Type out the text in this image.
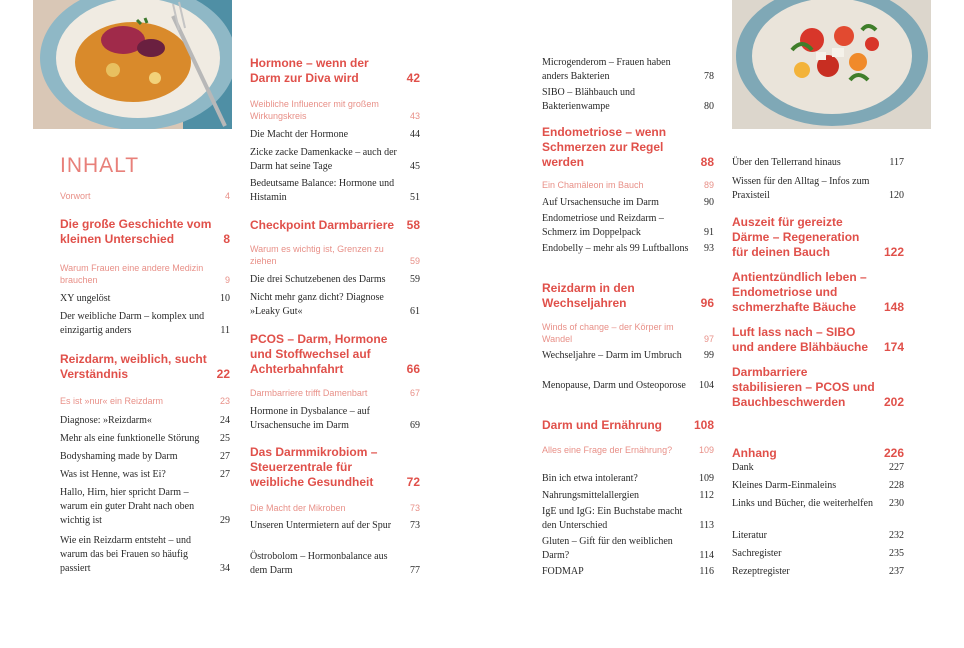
INHALT
Vorwort	4
Die große Geschichte vom kleinen Unterschied	8
Warum Frauen eine andere Medizin brauchen	9
XY ungelöst	10
Der weibliche Darm – komplex und einzigartig anders	11
Reizdarm, weiblich, sucht Verständnis	22
Es ist »nur« ein Reizdarm	23
Diagnose: »Reizdarm«	24
Mehr als eine funktionelle Störung	25
Bodyshaming made by Darm	27
Was ist Henne, was ist Ei?	27
Hallo, Hirn, hier spricht Darm – warum ein guter Draht nach oben wichtig ist	29
Wie ein Reizdarm entsteht – und warum das bei Frauen so häufig passiert	34
Hormone – wenn der Darm zur Diva wird	42
Weibliche Influencer mit großem Wirkungskreis	43
Die Macht der Hormone	44
Zicke zacke Damenkacke – auch der Darm hat seine Tage	45
Bedeutsame Balance: Hormone und Histamin	51
Checkpoint Darmbarriere	58
Warum es wichtig ist, Grenzen zu ziehen	59
Die drei Schutzebenen des Darms	59
Nicht mehr ganz dicht? Diagnose »Leaky Gut«	61
PCOS – Darm, Hormone und Stoffwechsel auf Achterbahnfahrt	66
Darmbarriere trifft Damenbart	67
Hormone in Dysbalance – auf Ursachensuche im Darm	69
Das Darmmikrobiom – Steuerzentrale für weibliche Gesundheit	72
Die Macht der Mikroben	73
Unseren Untermietern auf der Spur	73
Östrobolom – Hormonbalance aus dem Darm	77
Microgenderom – Frauen haben anders Bakterien	78
SIBO – Blähbauch und Bakterienwampe	80
Endometriose – wenn Schmerzen zur Regel werden	88
Ein Chamäleon im Bauch	89
Auf Ursachensuche im Darm	90
Endometriose und Reizdarm – Schmerz im Doppelpack	91
Endobelly – mehr als 99 Luftballons	93
Reizdarm in den Wechseljahren	96
Winds of change – der Körper im Wandel	97
Wechseljahre – Darm im Umbruch	99
Menopause, Darm und Osteoporose	104
Darm und Ernährung	108
Alles eine Frage der Ernährung?	109
Bin ich etwa intolerant?	109
Nahrungsmittelallergien	112
IgE und IgG: Ein Buchstabe macht den Unterschied	113
Gluten – Gift für den weiblichen Darm?	114
FODMAP	116
Über den Tellerrand hinaus	117
Wissen für den Alltag – Infos zum Praxisteil	120
Auszeit für gereizte Därme – Regeneration für deinen Bauch	122
Antientzündlich leben – Endometriose und schmerzhafte Bäuche	148
Luft lass nach – SIBO und andere Blähbäuche	174
Darmbarriere stabilisieren – PCOS und Bauchbeschwerden	202
Anhang	226
Dank	227
Kleines Darm-Einmaleins	228
Links und Bücher, die weiterhelfen	230
Literatur	232
Sachregister	235
Rezeptregister	237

============================================================

• **THE REQUEST**
The data above needs to be retyped exactly, with the images left out.

• **RESULT**
Type out the text in this image.
INHALT
Vorwort	4
Die große Geschichte vom kleinen Unterschied	8
Warum Frauen eine andere Medizin brauchen	9
XY ungelöst	10
Der weibliche Darm – komplex und einzigartig anders	11
Reizdarm, weiblich, sucht Verständnis	22
Es ist »nur« ein Reizdarm	23
Diagnose: »Reizdarm«	24
Mehr als eine funktionelle Störung	25
Bodyshaming made by Darm	27
Was ist Henne, was ist Ei?	27
Hallo, Hirn, hier spricht Darm – warum ein guter Draht nach oben wichtig ist	29
Wie ein Reizdarm entsteht – und warum das bei Frauen so häufig passiert	34
Hormone – wenn der Darm zur Diva wird	42
Weibliche Influencer mit großem Wirkungskreis	43
Die Macht der Hormone	44
Zicke zacke Damenkacke – auch der Darm hat seine Tage	45
Bedeutsame Balance: Hormone und Histamin	51
Checkpoint Darmbarriere	58
Warum es wichtig ist, Grenzen zu ziehen	59
Die drei Schutzebenen des Darms	59
Nicht mehr ganz dicht? Diagnose »Leaky Gut«	61
PCOS – Darm, Hormone und Stoffwechsel auf Achterbahnfahrt	66
Darmbarriere trifft Damenbart	67
Hormone in Dysbalance – auf Ursachensuche im Darm	69
Das Darmmikrobiom – Steuerzentrale für weibliche Gesundheit	72
Die Macht der Mikroben	73
Unseren Untermietern auf der Spur	73
Östrobolom – Hormonbalance aus dem Darm	77
Microgenderom – Frauen haben anders Bakterien	78
SIBO – Blähbauch und Bakterienwampe	80
Endometriose – wenn Schmerzen zur Regel werden	88
Ein Chamäleon im Bauch	89
Auf Ursachensuche im Darm	90
Endometriose und Reizdarm – Schmerz im Doppelpack	91
Endobelly – mehr als 99 Luftballons	93
Reizdarm in den Wechseljahren	96
Winds of change – der Körper im Wandel	97
Wechseljahre – Darm im Umbruch	99
Menopause, Darm und Osteoporose	104
Darm und Ernährung	108
Alles eine Frage der Ernährung?	109
Bin ich etwa intolerant?	109
Nahrungsmittelallergien	112
IgE und IgG: Ein Buchstabe macht den Unterschied	113
Gluten – Gift für den weiblichen Darm?	114
FODMAP	116
Über den Tellerrand hinaus	117
Wissen für den Alltag – Infos zum Praxisteil	120
Auszeit für gereizte Därme – Regeneration für deinen Bauch	122
Antientzündlich leben – Endometriose und schmerzhafte Bäuche	148
Luft lass nach – SIBO und andere Blähbäuche	174
Darmbarriere stabilisieren – PCOS und Bauchbeschwerden	202
Anhang	226
Dank	227
Kleines Darm-Einmaleins	228
Links und Bücher, die weiterhelfen	230
Literatur	232
Sachregister	235
Rezeptregister	237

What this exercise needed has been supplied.